* BEGIN *

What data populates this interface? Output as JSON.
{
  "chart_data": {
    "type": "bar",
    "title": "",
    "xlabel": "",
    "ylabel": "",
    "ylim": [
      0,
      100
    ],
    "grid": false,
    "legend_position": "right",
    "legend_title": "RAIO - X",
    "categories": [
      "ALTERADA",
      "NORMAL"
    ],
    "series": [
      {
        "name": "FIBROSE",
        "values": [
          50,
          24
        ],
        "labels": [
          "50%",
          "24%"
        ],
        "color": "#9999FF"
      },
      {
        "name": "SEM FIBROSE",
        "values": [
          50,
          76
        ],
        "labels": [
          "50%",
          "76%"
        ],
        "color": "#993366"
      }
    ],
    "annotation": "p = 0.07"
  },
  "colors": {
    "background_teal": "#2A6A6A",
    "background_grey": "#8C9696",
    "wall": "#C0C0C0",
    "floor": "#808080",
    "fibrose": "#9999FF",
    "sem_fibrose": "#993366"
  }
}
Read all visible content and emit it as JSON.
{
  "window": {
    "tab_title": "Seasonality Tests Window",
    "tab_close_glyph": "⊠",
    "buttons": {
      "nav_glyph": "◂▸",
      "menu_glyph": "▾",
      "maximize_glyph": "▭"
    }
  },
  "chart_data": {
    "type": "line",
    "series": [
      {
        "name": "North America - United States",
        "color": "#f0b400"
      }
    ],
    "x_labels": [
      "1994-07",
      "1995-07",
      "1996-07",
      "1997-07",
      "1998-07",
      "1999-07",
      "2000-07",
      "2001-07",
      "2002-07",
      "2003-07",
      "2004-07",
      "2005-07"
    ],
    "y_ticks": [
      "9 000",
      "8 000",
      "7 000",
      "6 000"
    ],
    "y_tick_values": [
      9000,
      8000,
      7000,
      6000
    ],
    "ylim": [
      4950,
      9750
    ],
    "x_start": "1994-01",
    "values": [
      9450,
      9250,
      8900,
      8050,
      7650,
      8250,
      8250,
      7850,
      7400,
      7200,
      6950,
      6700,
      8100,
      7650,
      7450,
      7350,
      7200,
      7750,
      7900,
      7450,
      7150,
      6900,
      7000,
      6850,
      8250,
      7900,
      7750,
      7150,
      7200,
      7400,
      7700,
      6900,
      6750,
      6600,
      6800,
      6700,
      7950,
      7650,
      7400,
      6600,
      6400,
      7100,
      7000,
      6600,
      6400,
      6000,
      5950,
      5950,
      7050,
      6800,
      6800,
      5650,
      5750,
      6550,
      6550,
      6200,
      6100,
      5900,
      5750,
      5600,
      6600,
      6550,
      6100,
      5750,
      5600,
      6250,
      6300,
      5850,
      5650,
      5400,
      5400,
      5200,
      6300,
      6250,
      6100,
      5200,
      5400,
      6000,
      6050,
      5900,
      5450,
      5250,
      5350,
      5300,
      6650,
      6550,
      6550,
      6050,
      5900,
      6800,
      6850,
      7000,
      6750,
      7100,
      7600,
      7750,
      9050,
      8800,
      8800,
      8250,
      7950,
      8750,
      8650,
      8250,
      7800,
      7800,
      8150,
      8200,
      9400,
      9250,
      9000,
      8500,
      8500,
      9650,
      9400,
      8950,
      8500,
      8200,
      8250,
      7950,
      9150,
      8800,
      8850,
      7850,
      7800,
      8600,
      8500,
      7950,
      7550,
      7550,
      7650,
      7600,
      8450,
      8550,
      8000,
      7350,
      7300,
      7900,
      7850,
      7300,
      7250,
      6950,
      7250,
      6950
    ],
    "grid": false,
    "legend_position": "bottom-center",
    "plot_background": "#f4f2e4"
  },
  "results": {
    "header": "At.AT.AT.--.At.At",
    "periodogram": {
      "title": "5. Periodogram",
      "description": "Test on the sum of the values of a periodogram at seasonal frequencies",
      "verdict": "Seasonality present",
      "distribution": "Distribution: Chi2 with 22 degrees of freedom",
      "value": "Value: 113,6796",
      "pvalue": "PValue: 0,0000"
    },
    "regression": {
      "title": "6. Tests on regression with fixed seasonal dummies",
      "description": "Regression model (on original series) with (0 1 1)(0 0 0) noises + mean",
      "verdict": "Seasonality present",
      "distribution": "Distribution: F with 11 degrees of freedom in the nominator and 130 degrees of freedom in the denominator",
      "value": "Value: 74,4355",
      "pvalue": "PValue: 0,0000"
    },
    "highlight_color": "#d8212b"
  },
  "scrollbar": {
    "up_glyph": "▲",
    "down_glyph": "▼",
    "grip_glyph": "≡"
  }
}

* END *

**REQUEST:**
Reproduce the material in full, with no word added or dropped.

**EXERCISE OUTPUT:**
What data populates this interface? Output as JSON.
{
  "chart_data": {
    "type": "bar",
    "title": "",
    "xlabel": "",
    "ylabel": "",
    "ylim": [
      0,
      100
    ],
    "grid": false,
    "legend_position": "right",
    "legend_title": "RAIO - X",
    "categories": [
      "ALTERADA",
      "NORMAL"
    ],
    "series": [
      {
        "name": "FIBROSE",
        "values": [
          50,
          24
        ],
        "labels": [
          "50%",
          "24%"
        ],
        "color": "#9999FF"
      },
      {
        "name": "SEM FIBROSE",
        "values": [
          50,
          76
        ],
        "labels": [
          "50%",
          "76%"
        ],
        "color": "#993366"
      }
    ],
    "annotation": "p = 0.07"
  },
  "colors": {
    "background_teal": "#2A6A6A",
    "background_grey": "#8C9696",
    "wall": "#C0C0C0",
    "floor": "#808080",
    "fibrose": "#9999FF",
    "sem_fibrose": "#993366"
  }
}
Read all visible content and emit it as JSON.
{
  "window": {
    "tab_title": "Seasonality Tests Window",
    "tab_close_glyph": "⊠",
    "buttons": {
      "nav_glyph": "◂▸",
      "menu_glyph": "▾",
      "maximize_glyph": "▭"
    }
  },
  "chart_data": {
    "type": "line",
    "series": [
      {
        "name": "North America - United States",
        "color": "#f0b400"
      }
    ],
    "x_labels": [
      "1994-07",
      "1995-07",
      "1996-07",
      "1997-07",
      "1998-07",
      "1999-07",
      "2000-07",
      "2001-07",
      "2002-07",
      "2003-07",
      "2004-07",
      "2005-07"
    ],
    "y_ticks": [
      "9 000",
      "8 000",
      "7 000",
      "6 000"
    ],
    "y_tick_values": [
      9000,
      8000,
      7000,
      6000
    ],
    "ylim": [
      4950,
      9750
    ],
    "x_start": "1994-01",
    "values": [
      9450,
      9250,
      8900,
      8050,
      7650,
      8250,
      8250,
      7850,
      7400,
      7200,
      6950,
      6700,
      8100,
      7650,
      7450,
      7350,
      7200,
      7750,
      7900,
      7450,
      7150,
      6900,
      7000,
      6850,
      8250,
      7900,
      7750,
      7150,
      7200,
      7400,
      7700,
      6900,
      6750,
      6600,
      6800,
      6700,
      7950,
      7650,
      7400,
      6600,
      6400,
      7100,
      7000,
      6600,
      6400,
      6000,
      5950,
      5950,
      7050,
      6800,
      6800,
      5650,
      5750,
      6550,
      6550,
      6200,
      6100,
      5900,
      5750,
      5600,
      6600,
      6550,
      6100,
      5750,
      5600,
      6250,
      6300,
      5850,
      5650,
      5400,
      5400,
      5200,
      6300,
      6250,
      6100,
      5200,
      5400,
      6000,
      6050,
      5900,
      5450,
      5250,
      5350,
      5300,
      6650,
      6550,
      6550,
      6050,
      5900,
      6800,
      6850,
      7000,
      6750,
      7100,
      7600,
      7750,
      9050,
      8800,
      8800,
      8250,
      7950,
      8750,
      8650,
      8250,
      7800,
      7800,
      8150,
      8200,
      9400,
      9250,
      9000,
      8500,
      8500,
      9650,
      9400,
      8950,
      8500,
      8200,
      8250,
      7950,
      9150,
      8800,
      8850,
      7850,
      7800,
      8600,
      8500,
      7950,
      7550,
      7550,
      7650,
      7600,
      8450,
      8550,
      8000,
      7350,
      7300,
      7900,
      7850,
      7300,
      7250,
      6950,
      7250,
      6950
    ],
    "grid": false,
    "legend_position": "bottom-center",
    "plot_background": "#f4f2e4"
  },
  "results": {
    "header": "At.AT.AT.--.At.At",
    "periodogram": {
      "title": "5. Periodogram",
      "description": "Test on the sum of the values of a periodogram at seasonal frequencies",
      "verdict": "Seasonality present",
      "distribution": "Distribution: Chi2 with 22 degrees of freedom",
      "value": "Value: 113,6796",
      "pvalue": "PValue: 0,0000"
    },
    "regression": {
      "title": "6. Tests on regression with fixed seasonal dummies",
      "description": "Regression model (on original series) with (0 1 1)(0 0 0) noises + mean",
      "verdict": "Seasonality present",
      "distribution": "Distribution: F with 11 degrees of freedom in the nominator and 130 degrees of freedom in the denominator",
      "value": "Value: 74,4355",
      "pvalue": "PValue: 0,0000"
    },
    "highlight_color": "#d8212b"
  },
  "scrollbar": {
    "up_glyph": "▲",
    "down_glyph": "▼",
    "grip_glyph": "≡"
  }
}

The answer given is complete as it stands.